**Goal of the exercise**
Here are some records. Copy each one exactly.

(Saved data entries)
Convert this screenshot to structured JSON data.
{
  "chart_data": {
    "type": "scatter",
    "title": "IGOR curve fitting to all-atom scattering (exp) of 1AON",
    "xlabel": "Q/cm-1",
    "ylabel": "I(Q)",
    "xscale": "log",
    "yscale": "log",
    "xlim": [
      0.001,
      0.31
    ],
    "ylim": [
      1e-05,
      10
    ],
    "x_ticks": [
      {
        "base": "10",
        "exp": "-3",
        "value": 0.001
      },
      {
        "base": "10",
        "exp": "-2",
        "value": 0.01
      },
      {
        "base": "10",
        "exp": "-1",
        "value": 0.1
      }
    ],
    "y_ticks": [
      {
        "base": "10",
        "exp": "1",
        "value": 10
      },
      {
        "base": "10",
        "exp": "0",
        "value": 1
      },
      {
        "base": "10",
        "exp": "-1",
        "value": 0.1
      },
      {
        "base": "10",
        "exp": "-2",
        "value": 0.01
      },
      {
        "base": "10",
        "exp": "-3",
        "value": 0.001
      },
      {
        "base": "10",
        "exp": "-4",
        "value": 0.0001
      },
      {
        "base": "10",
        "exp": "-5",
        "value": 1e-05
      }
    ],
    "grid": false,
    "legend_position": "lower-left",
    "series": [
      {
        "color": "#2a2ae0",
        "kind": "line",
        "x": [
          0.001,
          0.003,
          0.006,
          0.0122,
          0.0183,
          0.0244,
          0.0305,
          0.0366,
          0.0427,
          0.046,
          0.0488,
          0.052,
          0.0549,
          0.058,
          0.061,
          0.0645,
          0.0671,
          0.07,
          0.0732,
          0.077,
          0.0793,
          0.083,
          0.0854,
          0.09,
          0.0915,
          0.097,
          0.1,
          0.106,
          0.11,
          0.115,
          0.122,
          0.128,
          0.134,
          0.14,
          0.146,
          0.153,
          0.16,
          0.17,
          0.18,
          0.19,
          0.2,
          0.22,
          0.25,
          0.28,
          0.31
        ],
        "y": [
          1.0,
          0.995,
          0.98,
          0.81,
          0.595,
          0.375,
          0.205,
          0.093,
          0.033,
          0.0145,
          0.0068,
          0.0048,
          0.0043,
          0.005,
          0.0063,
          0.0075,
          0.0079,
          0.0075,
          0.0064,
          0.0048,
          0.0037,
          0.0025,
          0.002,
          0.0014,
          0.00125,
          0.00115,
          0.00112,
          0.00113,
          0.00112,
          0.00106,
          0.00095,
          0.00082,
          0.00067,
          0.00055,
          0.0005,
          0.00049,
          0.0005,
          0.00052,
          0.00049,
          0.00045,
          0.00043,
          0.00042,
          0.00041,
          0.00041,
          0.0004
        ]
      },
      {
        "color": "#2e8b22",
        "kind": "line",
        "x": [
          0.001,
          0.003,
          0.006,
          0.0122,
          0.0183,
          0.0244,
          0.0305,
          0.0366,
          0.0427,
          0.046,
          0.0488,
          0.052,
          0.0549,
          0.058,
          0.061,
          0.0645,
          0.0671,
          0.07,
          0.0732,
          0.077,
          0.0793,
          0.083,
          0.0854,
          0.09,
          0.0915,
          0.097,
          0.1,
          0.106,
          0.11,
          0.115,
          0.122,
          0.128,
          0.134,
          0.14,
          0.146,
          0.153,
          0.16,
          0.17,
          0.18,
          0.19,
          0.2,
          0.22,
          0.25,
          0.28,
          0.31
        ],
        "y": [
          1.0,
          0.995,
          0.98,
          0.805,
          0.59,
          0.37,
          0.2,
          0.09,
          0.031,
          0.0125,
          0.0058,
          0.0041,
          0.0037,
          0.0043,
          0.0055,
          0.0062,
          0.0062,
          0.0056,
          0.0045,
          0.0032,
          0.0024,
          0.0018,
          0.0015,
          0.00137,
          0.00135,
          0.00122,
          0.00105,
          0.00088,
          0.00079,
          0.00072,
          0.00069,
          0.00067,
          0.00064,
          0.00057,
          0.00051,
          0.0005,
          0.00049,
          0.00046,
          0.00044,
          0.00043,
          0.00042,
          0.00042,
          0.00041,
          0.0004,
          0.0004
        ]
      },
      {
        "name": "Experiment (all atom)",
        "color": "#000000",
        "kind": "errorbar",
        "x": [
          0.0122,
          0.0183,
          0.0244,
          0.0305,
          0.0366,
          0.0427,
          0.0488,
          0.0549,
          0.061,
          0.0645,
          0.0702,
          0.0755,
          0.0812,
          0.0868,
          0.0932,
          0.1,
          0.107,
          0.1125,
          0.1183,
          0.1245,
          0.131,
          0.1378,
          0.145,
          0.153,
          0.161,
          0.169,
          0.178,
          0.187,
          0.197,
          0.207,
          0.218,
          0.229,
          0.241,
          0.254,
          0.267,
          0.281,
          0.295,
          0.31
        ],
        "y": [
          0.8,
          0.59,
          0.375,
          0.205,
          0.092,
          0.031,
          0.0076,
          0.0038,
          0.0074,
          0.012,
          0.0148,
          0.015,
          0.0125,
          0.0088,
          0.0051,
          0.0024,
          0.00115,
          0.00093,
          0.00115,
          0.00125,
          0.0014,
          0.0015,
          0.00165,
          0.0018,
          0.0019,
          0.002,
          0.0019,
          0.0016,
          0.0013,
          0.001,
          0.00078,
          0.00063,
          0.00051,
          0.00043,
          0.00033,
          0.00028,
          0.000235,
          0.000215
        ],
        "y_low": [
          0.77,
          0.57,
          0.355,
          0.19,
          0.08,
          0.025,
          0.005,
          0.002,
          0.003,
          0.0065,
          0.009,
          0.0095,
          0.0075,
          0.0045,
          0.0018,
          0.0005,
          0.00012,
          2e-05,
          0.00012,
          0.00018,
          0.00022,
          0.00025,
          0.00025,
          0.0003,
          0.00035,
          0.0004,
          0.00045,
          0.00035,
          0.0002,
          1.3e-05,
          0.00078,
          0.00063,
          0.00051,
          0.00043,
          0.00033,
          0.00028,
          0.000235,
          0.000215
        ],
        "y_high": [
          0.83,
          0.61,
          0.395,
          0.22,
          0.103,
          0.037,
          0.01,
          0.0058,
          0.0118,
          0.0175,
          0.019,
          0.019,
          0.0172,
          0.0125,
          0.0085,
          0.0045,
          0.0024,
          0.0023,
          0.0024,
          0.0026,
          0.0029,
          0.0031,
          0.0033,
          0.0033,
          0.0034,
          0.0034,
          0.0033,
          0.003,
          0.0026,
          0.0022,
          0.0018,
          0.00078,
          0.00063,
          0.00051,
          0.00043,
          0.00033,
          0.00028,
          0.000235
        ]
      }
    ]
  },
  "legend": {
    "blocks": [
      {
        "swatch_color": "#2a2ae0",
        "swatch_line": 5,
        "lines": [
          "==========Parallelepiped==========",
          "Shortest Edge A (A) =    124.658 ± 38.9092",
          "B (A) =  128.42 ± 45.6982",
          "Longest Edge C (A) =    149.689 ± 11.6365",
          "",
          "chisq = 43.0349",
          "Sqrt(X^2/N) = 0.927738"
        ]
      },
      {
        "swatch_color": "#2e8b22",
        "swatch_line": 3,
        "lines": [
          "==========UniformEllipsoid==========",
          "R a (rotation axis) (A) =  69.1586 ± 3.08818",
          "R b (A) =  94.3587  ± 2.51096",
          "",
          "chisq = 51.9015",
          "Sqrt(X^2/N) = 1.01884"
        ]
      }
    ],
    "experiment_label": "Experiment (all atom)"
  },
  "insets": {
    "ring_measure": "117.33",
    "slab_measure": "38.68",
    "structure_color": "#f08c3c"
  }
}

**Exercise output**
Convert this screenshot to structured JSON data.
{
  "chart_data": {
    "type": "scatter",
    "title": "IGOR curve fitting to all-atom scattering (exp) of 1AON",
    "xlabel": "Q/cm-1",
    "ylabel": "I(Q)",
    "xscale": "log",
    "yscale": "log",
    "xlim": [
      0.001,
      0.31
    ],
    "ylim": [
      1e-05,
      10
    ],
    "x_ticks": [
      {
        "base": "10",
        "exp": "-3",
        "value": 0.001
      },
      {
        "base": "10",
        "exp": "-2",
        "value": 0.01
      },
      {
        "base": "10",
        "exp": "-1",
        "value": 0.1
      }
    ],
    "y_ticks": [
      {
        "base": "10",
        "exp": "1",
        "value": 10
      },
      {
        "base": "10",
        "exp": "0",
        "value": 1
      },
      {
        "base": "10",
        "exp": "-1",
        "value": 0.1
      },
      {
        "base": "10",
        "exp": "-2",
        "value": 0.01
      },
      {
        "base": "10",
        "exp": "-3",
        "value": 0.001
      },
      {
        "base": "10",
        "exp": "-4",
        "value": 0.0001
      },
      {
        "base": "10",
        "exp": "-5",
        "value": 1e-05
      }
    ],
    "grid": false,
    "legend_position": "lower-left",
    "series": [
      {
        "color": "#2a2ae0",
        "kind": "line",
        "x": [
          0.001,
          0.003,
          0.006,
          0.0122,
          0.0183,
          0.0244,
          0.0305,
          0.0366,
          0.0427,
          0.046,
          0.0488,
          0.052,
          0.0549,
          0.058,
          0.061,
          0.0645,
          0.0671,
          0.07,
          0.0732,
          0.077,
          0.0793,
          0.083,
          0.0854,
          0.09,
          0.0915,
          0.097,
          0.1,
          0.106,
          0.11,
          0.115,
          0.122,
          0.128,
          0.134,
          0.14,
          0.146,
          0.153,
          0.16,
          0.17,
          0.18,
          0.19,
          0.2,
          0.22,
          0.25,
          0.28,
          0.31
        ],
        "y": [
          1.0,
          0.995,
          0.98,
          0.81,
          0.595,
          0.375,
          0.205,
          0.093,
          0.033,
          0.0145,
          0.0068,
          0.0048,
          0.0043,
          0.005,
          0.0063,
          0.0075,
          0.0079,
          0.0075,
          0.0064,
          0.0048,
          0.0037,
          0.0025,
          0.002,
          0.0014,
          0.00125,
          0.00115,
          0.00112,
          0.00113,
          0.00112,
          0.00106,
          0.00095,
          0.00082,
          0.00067,
          0.00055,
          0.0005,
          0.00049,
          0.0005,
          0.00052,
          0.00049,
          0.00045,
          0.00043,
          0.00042,
          0.00041,
          0.00041,
          0.0004
        ]
      },
      {
        "color": "#2e8b22",
        "kind": "line",
        "x": [
          0.001,
          0.003,
          0.006,
          0.0122,
          0.0183,
          0.0244,
          0.0305,
          0.0366,
          0.0427,
          0.046,
          0.0488,
          0.052,
          0.0549,
          0.058,
          0.061,
          0.0645,
          0.0671,
          0.07,
          0.0732,
          0.077,
          0.0793,
          0.083,
          0.0854,
          0.09,
          0.0915,
          0.097,
          0.1,
          0.106,
          0.11,
          0.115,
          0.122,
          0.128,
          0.134,
          0.14,
          0.146,
          0.153,
          0.16,
          0.17,
          0.18,
          0.19,
          0.2,
          0.22,
          0.25,
          0.28,
          0.31
        ],
        "y": [
          1.0,
          0.995,
          0.98,
          0.805,
          0.59,
          0.37,
          0.2,
          0.09,
          0.031,
          0.0125,
          0.0058,
          0.0041,
          0.0037,
          0.0043,
          0.0055,
          0.0062,
          0.0062,
          0.0056,
          0.0045,
          0.0032,
          0.0024,
          0.0018,
          0.0015,
          0.00137,
          0.00135,
          0.00122,
          0.00105,
          0.00088,
          0.00079,
          0.00072,
          0.00069,
          0.00067,
          0.00064,
          0.00057,
          0.00051,
          0.0005,
          0.00049,
          0.00046,
          0.00044,
          0.00043,
          0.00042,
          0.00042,
          0.00041,
          0.0004,
          0.0004
        ]
      },
      {
        "name": "Experiment (all atom)",
        "color": "#000000",
        "kind": "errorbar",
        "x": [
          0.0122,
          0.0183,
          0.0244,
          0.0305,
          0.0366,
          0.0427,
          0.0488,
          0.0549,
          0.061,
          0.0645,
          0.0702,
          0.0755,
          0.0812,
          0.0868,
          0.0932,
          0.1,
          0.107,
          0.1125,
          0.1183,
          0.1245,
          0.131,
          0.1378,
          0.145,
          0.153,
          0.161,
          0.169,
          0.178,
          0.187,
          0.197,
          0.207,
          0.218,
          0.229,
          0.241,
          0.254,
          0.267,
          0.281,
          0.295,
          0.31
        ],
        "y": [
          0.8,
          0.59,
          0.375,
          0.205,
          0.092,
          0.031,
          0.0076,
          0.0038,
          0.0074,
          0.012,
          0.0148,
          0.015,
          0.0125,
          0.0088,
          0.0051,
          0.0024,
          0.00115,
          0.00093,
          0.00115,
          0.00125,
          0.0014,
          0.0015,
          0.00165,
          0.0018,
          0.0019,
          0.002,
          0.0019,
          0.0016,
          0.0013,
          0.001,
          0.00078,
          0.00063,
          0.00051,
          0.00043,
          0.00033,
          0.00028,
          0.000235,
          0.000215
        ],
        "y_low": [
          0.77,
          0.57,
          0.355,
          0.19,
          0.08,
          0.025,
          0.005,
          0.002,
          0.003,
          0.0065,
          0.009,
          0.0095,
          0.0075,
          0.0045,
          0.0018,
          0.0005,
          0.00012,
          2e-05,
          0.00012,
          0.00018,
          0.00022,
          0.00025,
          0.00025,
          0.0003,
          0.00035,
          0.0004,
          0.00045,
          0.00035,
          0.0002,
          1.3e-05,
          0.00078,
          0.00063,
          0.00051,
          0.00043,
          0.00033,
          0.00028,
          0.000235,
          0.000215
        ],
        "y_high": [
          0.83,
          0.61,
          0.395,
          0.22,
          0.103,
          0.037,
          0.01,
          0.0058,
          0.0118,
          0.0175,
          0.019,
          0.019,
          0.0172,
          0.0125,
          0.0085,
          0.0045,
          0.0024,
          0.0023,
          0.0024,
          0.0026,
          0.0029,
          0.0031,
          0.0033,
          0.0033,
          0.0034,
          0.0034,
          0.0033,
          0.003,
          0.0026,
          0.0022,
          0.0018,
          0.00078,
          0.00063,
          0.00051,
          0.00043,
          0.00033,
          0.00028,
          0.000235
        ]
      }
    ]
  },
  "legend": {
    "blocks": [
      {
        "swatch_color": "#2a2ae0",
        "swatch_line": 5,
        "lines": [
          "==========Parallelepiped==========",
          "Shortest Edge A (A) =    124.658 ± 38.9092",
          "B (A) =  128.42 ± 45.6982",
          "Longest Edge C (A) =    149.689 ± 11.6365",
          "",
          "chisq = 43.0349",
          "Sqrt(X^2/N) = 0.927738"
        ]
      },
      {
        "swatch_color": "#2e8b22",
        "swatch_line": 3,
        "lines": [
          "==========UniformEllipsoid==========",
          "R a (rotation axis) (A) =  69.1586 ± 3.08818",
          "R b (A) =  94.3587  ± 2.51096",
          "",
          "chisq = 51.9015",
          "Sqrt(X^2/N) = 1.01884"
        ]
      }
    ],
    "experiment_label": "Experiment (all atom)"
  },
  "insets": {
    "ring_measure": "117.33",
    "slab_measure": "38.68",
    "structure_color": "#f08c3c"
  }
}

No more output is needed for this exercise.